Some records:
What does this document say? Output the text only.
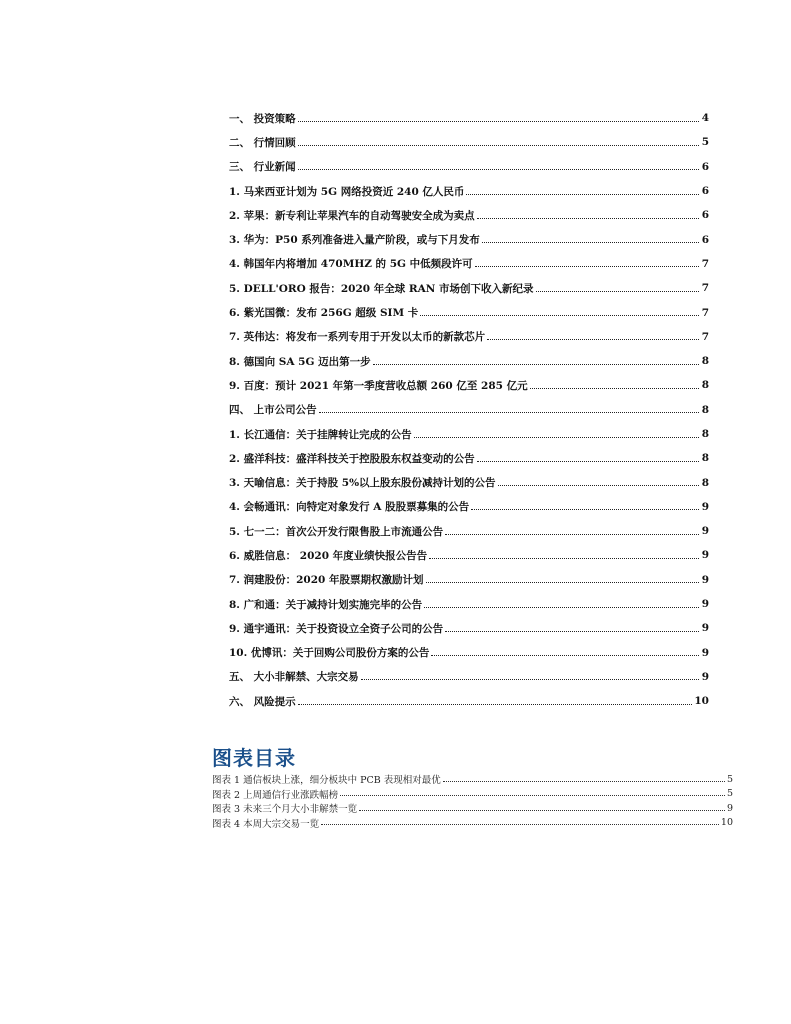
一、 投资策略	4
二、 行情回顾	5
三、 行业新闻	6
1. 马来西亚计划为 5G 网络投资近 240 亿人民币	6
2. 苹果：新专利让苹果汽车的自动驾驶安全成为卖点	6
3. 华为：P50 系列准备进入量产阶段，或与下月发布	6
4. 韩国年内将增加 470MHZ 的 5G 中低频段许可	7
5. DELL'ORO 报告：2020 年全球 RAN 市场创下收入新纪录	7
6. 紫光国微：发布 256G 超级 SIM 卡	7
7. 英伟达：将发布一系列专用于开发以太币的新款芯片	7
8. 德国向 SA 5G 迈出第一步	8
9. 百度：预计 2021 年第一季度营收总额 260 亿至 285 亿元	8
四、 上市公司公告	8
1. 长江通信：关于挂牌转让完成的公告	8
2. 盛洋科技：盛洋科技关于控股股东权益变动的公告	8
3. 天喻信息：关于持股 5%以上股东股份减持计划的公告	8
4. 会畅通讯：向特定对象发行 A 股股票募集的公告	9
5. 七一二：首次公开发行限售股上市流通公告	9
6. 威胜信息： 2020 年度业绩快报公告告	9
7. 润建股份：2020 年股票期权激励计划	9
8. 广和通：关于减持计划实施完毕的公告	9
9. 通宇通讯：关于投资设立全资子公司的公告	9
10. 优博讯：关于回购公司股份方案的公告	9
五、 大小非解禁、大宗交易	9
六、 风险提示	10
图表目录
图表 1 通信板块上涨，细分板块中 PCB 表现相对最优	5
图表 2 上周通信行业涨跌幅榜	5
图表 3 未来三个月大小非解禁一览	9
图表 4 本周大宗交易一览	10
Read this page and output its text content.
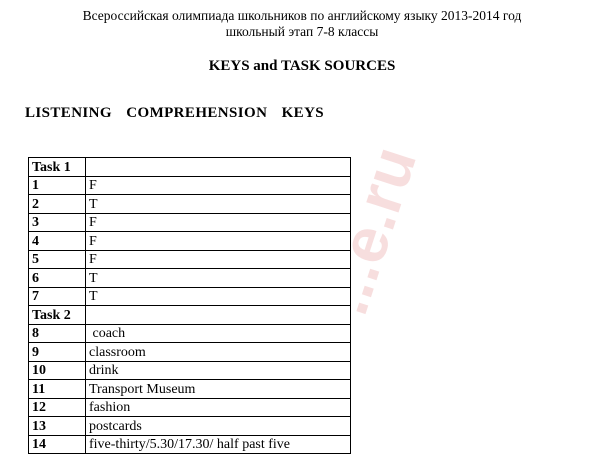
Всероссийская олимпиада школьников по английскому языку 2013-2014 год
школьный этап 7-8 классы
KEYS and TASK SOURCES
LISTENING  COMPREHENSION  KEYS
Task 1	
1	F
2	T
3	F
4	F
5	F
6	T
7	T
Task 2	
8	coach
9	classroom
10	drink
11	Transport Museum
12	fashion
13	postcards
14	five-thirty/5.30/17.30/ half past five
...e.ru
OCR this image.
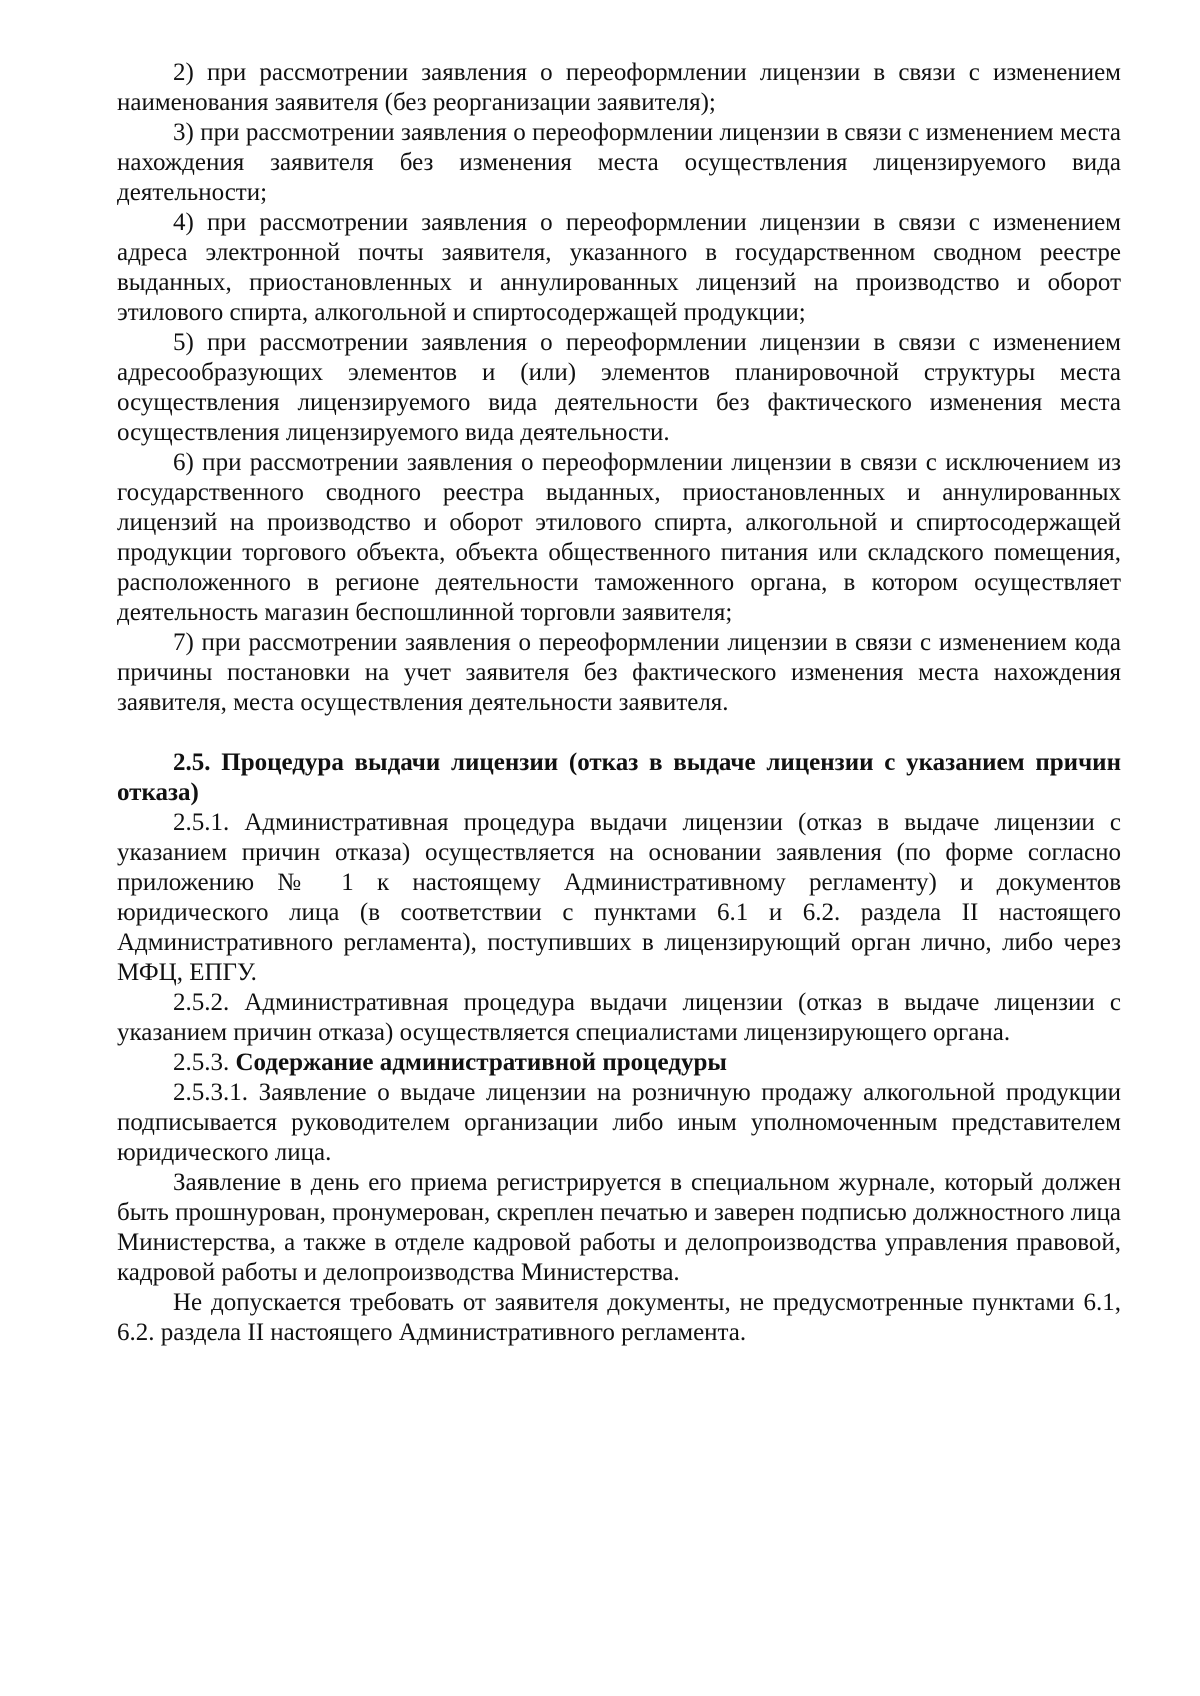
2) при рассмотрении заявления о переоформлении лицензии в связи с изменением наименования заявителя (без реорганизации заявителя);

3) при рассмотрении заявления о переоформлении лицензии в связи с изменением места нахождения заявителя без изменения места осуществления лицензируемого вида деятельности;

4) при рассмотрении заявления о переоформлении лицензии в связи с изменением адреса электронной почты заявителя, указанного в государственном сводном реестре выданных, приостановленных и аннулированных лицензий на производство и оборот этилового спирта, алкогольной и спиртосодержащей продукции;

5) при рассмотрении заявления о переоформлении лицензии в связи с изменением адресообразующих элементов и (или) элементов планировочной структуры места осуществления лицензируемого вида деятельности без фактического изменения места осуществления лицензируемого вида деятельности.

6) при рассмотрении заявления о переоформлении лицензии в связи с исключением из государственного сводного реестра выданных, приостановленных и аннулированных лицензий на производство и оборот этилового спирта, алкогольной и спиртосодержащей продукции торгового объекта, объекта общественного питания или складского помещения, расположенного в регионе деятельности таможенного органа, в котором осуществляет деятельность магазин беспошлинной торговли заявителя;

7) при рассмотрении заявления о переоформлении лицензии в связи с изменением кода причины постановки на учет заявителя без фактического изменения места нахождения заявителя, места осуществления деятельности заявителя.

2.5. Процедура выдачи лицензии (отказ в выдаче лицензии с указанием причин отказа)

2.5.1. Административная процедура выдачи лицензии (отказ в выдаче лицензии с указанием причин отказа) осуществляется на основании заявления (по форме согласно приложению № 1 к настоящему Административному регламенту) и документов юридического лица (в соответствии с пунктами 6.1 и 6.2. раздела II настоящего Административного регламента), поступивших в лицензирующий орган лично, либо через МФЦ, ЕПГУ.

2.5.2. Административная процедура выдачи лицензии (отказ в выдаче лицензии с указанием причин отказа) осуществляется специалистами лицензирующего органа.

2.5.3. Содержание административной процедуры

2.5.3.1. Заявление о выдаче лицензии на розничную продажу алкогольной продукции подписывается руководителем организации либо иным уполномоченным представителем юридического лица.

Заявление в день его приема регистрируется в специальном журнале, который должен быть прошнурован, пронумерован, скреплен печатью и заверен подписью должностного лица Министерства, а также в отделе кадровой работы и делопроизводства управления правовой, кадровой работы и делопроизводства Министерства.

Не допускается требовать от заявителя документы, не предусмотренные пунктами 6.1, 6.2. раздела II настоящего Административного регламента.
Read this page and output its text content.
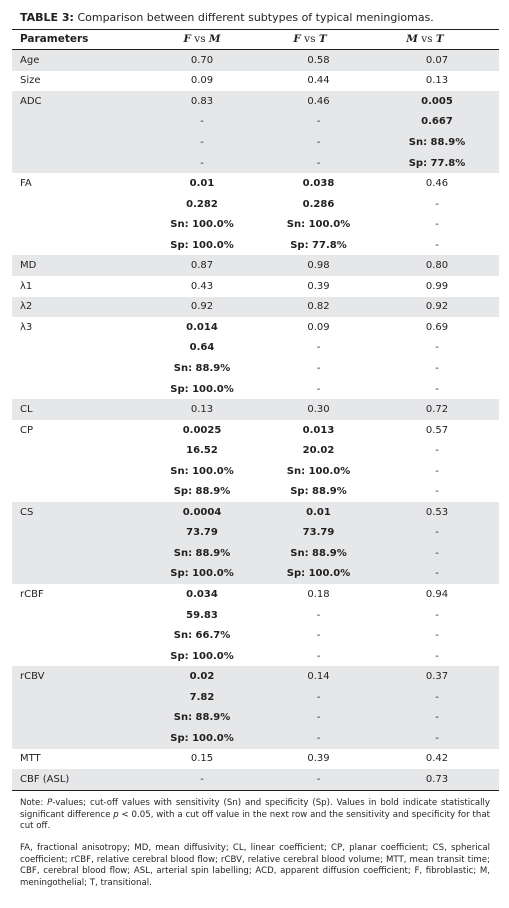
TABLE 3: Comparison between different subtypes of typical meningiomas.
Parameters	F vs M	F vs T	M vs T
Age	0.70	0.58	0.07
Size	0.09	0.44	0.13
ADC	0.83	0.46	0.005
	-	-	0.667
	-	-	Sn: 88.9%
	-	-	Sp: 77.8%
FA	0.01	0.038	0.46
	0.282	0.286	-
	Sn: 100.0%	Sn: 100.0%	-
	Sp: 100.0%	Sp: 77.8%	-
MD	0.87	0.98	0.80
λ1	0.43	0.39	0.99
λ2	0.92	0.82	0.92
λ3	0.014	0.09	0.69
	0.64	-	-
	Sn: 88.9%	-	-
	Sp: 100.0%	-	-
CL	0.13	0.30	0.72
CP	0.0025	0.013	0.57
	16.52	20.02	-
	Sn: 100.0%	Sn: 100.0%	-
	Sp: 88.9%	Sp: 88.9%	-
CS	0.0004	0.01	0.53
	73.79	73.79	-
	Sn: 88.9%	Sn: 88.9%	-
	Sp: 100.0%	Sp: 100.0%	-
rCBF	0.034	0.18	0.94
	59.83	-	-
	Sn: 66.7%	-	-
	Sp: 100.0%	-	-
rCBV	0.02	0.14	0.37
	7.82	-	-
	Sn: 88.9%	-	-
	Sp: 100.0%	-	-
MTT	0.15	0.39	0.42
CBF (ASL)	-	-	0.73
Note: P-values; cut-off values with sensitivity (Sn) and specificity (Sp). Values in bold indicate statistically significant difference p < 0.05, with a cut off value in the next row and the sensitivity and specificity for that cut off.
FA, fractional anisotropy; MD, mean diffusivity; CL, linear coefficient; CP, planar coefficient; CS, spherical coefficient; rCBF, relative cerebral blood flow; rCBV, relative cerebral blood volume; MTT, mean transit time; CBF, cerebral blood flow; ASL, arterial spin labelling; ACD, apparent diffusion coefficient; F, fibroblastic; M, meningothelial; T, transitional.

• WRITTEN EXERCISE:
Can you repeat every record above exactly, apart from the pictures?

• TASK RESULT:
What does this document say? Output the text only.
一、 投资策略	4
二、 行情回顾	5
三、 行业新闻	6
1. 马来西亚计划为 5G 网络投资近 240 亿人民币	6
2. 苹果：新专利让苹果汽车的自动驾驶安全成为卖点	6
3. 华为：P50 系列准备进入量产阶段，或与下月发布	6
4. 韩国年内将增加 470MHZ 的 5G 中低频段许可	7
5. DELL'ORO 报告：2020 年全球 RAN 市场创下收入新纪录	7
6. 紫光国微：发布 256G 超级 SIM 卡	7
7. 英伟达：将发布一系列专用于开发以太币的新款芯片	7
8. 德国向 SA 5G 迈出第一步	8
9. 百度：预计 2021 年第一季度营收总额 260 亿至 285 亿元	8
四、 上市公司公告	8
1. 长江通信：关于挂牌转让完成的公告	8
2. 盛洋科技：盛洋科技关于控股股东权益变动的公告	8
3. 天喻信息：关于持股 5%以上股东股份减持计划的公告	8
4. 会畅通讯：向特定对象发行 A 股股票募集的公告	9
5. 七一二：首次公开发行限售股上市流通公告	9
6. 威胜信息： 2020 年度业绩快报公告告	9
7. 润建股份：2020 年股票期权激励计划	9
8. 广和通：关于减持计划实施完毕的公告	9
9. 通宇通讯：关于投资设立全资子公司的公告	9
10. 优博讯：关于回购公司股份方案的公告	9
五、 大小非解禁、大宗交易	9
六、 风险提示	10
图表目录
图表 1 通信板块上涨，细分板块中 PCB 表现相对最优	5
图表 2 上周通信行业涨跌幅榜	5
图表 3 未来三个月大小非解禁一览	9
图表 4 本周大宗交易一览	10
Read this page and output its text content.
Всероссийская олимпиада школьников по английскому языку 2013-2014 год
школьный этап 7-8 классы
KEYS and TASK SOURCES
LISTENING  COMPREHENSION  KEYS
Task 1	
1	F
2	T
3	F
4	F
5	F
6	T
7	T
Task 2	
8	coach
9	classroom
10	drink
11	Transport Museum
12	fashion
13	postcards
14	five-thirty/5.30/17.30/ half past five
...e.ru
OCR this image.
2) при рассмотрении заявления о переоформлении лицензии в связи с изменением наименования заявителя (без реорганизации заявителя);

3) при рассмотрении заявления о переоформлении лицензии в связи с изменением места нахождения заявителя без изменения места осуществления лицензируемого вида деятельности;

4) при рассмотрении заявления о переоформлении лицензии в связи с изменением адреса электронной почты заявителя, указанного в государственном сводном реестре выданных, приостановленных и аннулированных лицензий на производство и оборот этилового спирта, алкогольной и спиртосодержащей продукции;

5) при рассмотрении заявления о переоформлении лицензии в связи с изменением адресообразующих элементов и (или) элементов планировочной структуры места осуществления лицензируемого вида деятельности без фактического изменения места осуществления лицензируемого вида деятельности.

6) при рассмотрении заявления о переоформлении лицензии в связи с исключением из государственного сводного реестра выданных, приостановленных и аннулированных лицензий на производство и оборот этилового спирта, алкогольной и спиртосодержащей продукции торгового объекта, объекта общественного питания или складского помещения, расположенного в регионе деятельности таможенного органа, в котором осуществляет деятельность магазин беспошлинной торговли заявителя;

7) при рассмотрении заявления о переоформлении лицензии в связи с изменением кода причины постановки на учет заявителя без фактического изменения места нахождения заявителя, места осуществления деятельности заявителя.

2.5. Процедура выдачи лицензии (отказ в выдаче лицензии с указанием причин отказа)

2.5.1. Административная процедура выдачи лицензии (отказ в выдаче лицензии с указанием причин отказа) осуществляется на основании заявления (по форме согласно приложению № 1 к настоящему Административному регламенту) и документов юридического лица (в соответствии с пунктами 6.1 и 6.2. раздела II настоящего Административного регламента), поступивших в лицензирующий орган лично, либо через МФЦ, ЕПГУ.

2.5.2. Административная процедура выдачи лицензии (отказ в выдаче лицензии с указанием причин отказа) осуществляется специалистами лицензирующего органа.

2.5.3. Содержание административной процедуры

2.5.3.1. Заявление о выдаче лицензии на розничную продажу алкогольной продукции подписывается руководителем организации либо иным уполномоченным представителем юридического лица.

Заявление в день его приема регистрируется в специальном журнале, который должен быть прошнурован, пронумерован, скреплен печатью и заверен подписью должностного лица Министерства, а также в отделе кадровой работы и делопроизводства управления правовой, кадровой работы и делопроизводства Министерства.

Не допускается требовать от заявителя документы, не предусмотренные пунктами 6.1, 6.2. раздела II настоящего Административного регламента.
Read this page and output its text content.
TABLE 3: Comparison between different subtypes of typical meningiomas.
Parameters	F vs M	F vs T	M vs T
Age	0.70	0.58	0.07
Size	0.09	0.44	0.13
ADC	0.83	0.46	0.005
	-	-	0.667
	-	-	Sn: 88.9%
	-	-	Sp: 77.8%
FA	0.01	0.038	0.46
	0.282	0.286	-
	Sn: 100.0%	Sn: 100.0%	-
	Sp: 100.0%	Sp: 77.8%	-
MD	0.87	0.98	0.80
λ1	0.43	0.39	0.99
λ2	0.92	0.82	0.92
λ3	0.014	0.09	0.69
	0.64	-	-
	Sn: 88.9%	-	-
	Sp: 100.0%	-	-
CL	0.13	0.30	0.72
CP	0.0025	0.013	0.57
	16.52	20.02	-
	Sn: 100.0%	Sn: 100.0%	-
	Sp: 88.9%	Sp: 88.9%	-
CS	0.0004	0.01	0.53
	73.79	73.79	-
	Sn: 88.9%	Sn: 88.9%	-
	Sp: 100.0%	Sp: 100.0%	-
rCBF	0.034	0.18	0.94
	59.83	-	-
	Sn: 66.7%	-	-
	Sp: 100.0%	-	-
rCBV	0.02	0.14	0.37
	7.82	-	-
	Sn: 88.9%	-	-
	Sp: 100.0%	-	-
MTT	0.15	0.39	0.42
CBF (ASL)	-	-	0.73
Note: P-values; cut-off values with sensitivity (Sn) and specificity (Sp). Values in bold indicate statistically significant difference p < 0.05, with a cut off value in the next row and the sensitivity and specificity for that cut off.
FA, fractional anisotropy; MD, mean diffusivity; CL, linear coefficient; CP, planar coefficient; CS, spherical coefficient; rCBF, relative cerebral blood flow; rCBV, relative cerebral blood volume; MTT, mean transit time; CBF, cerebral blood flow; ASL, arterial spin labelling; ACD, apparent diffusion coefficient; F, fibroblastic; M, meningothelial; T, transitional.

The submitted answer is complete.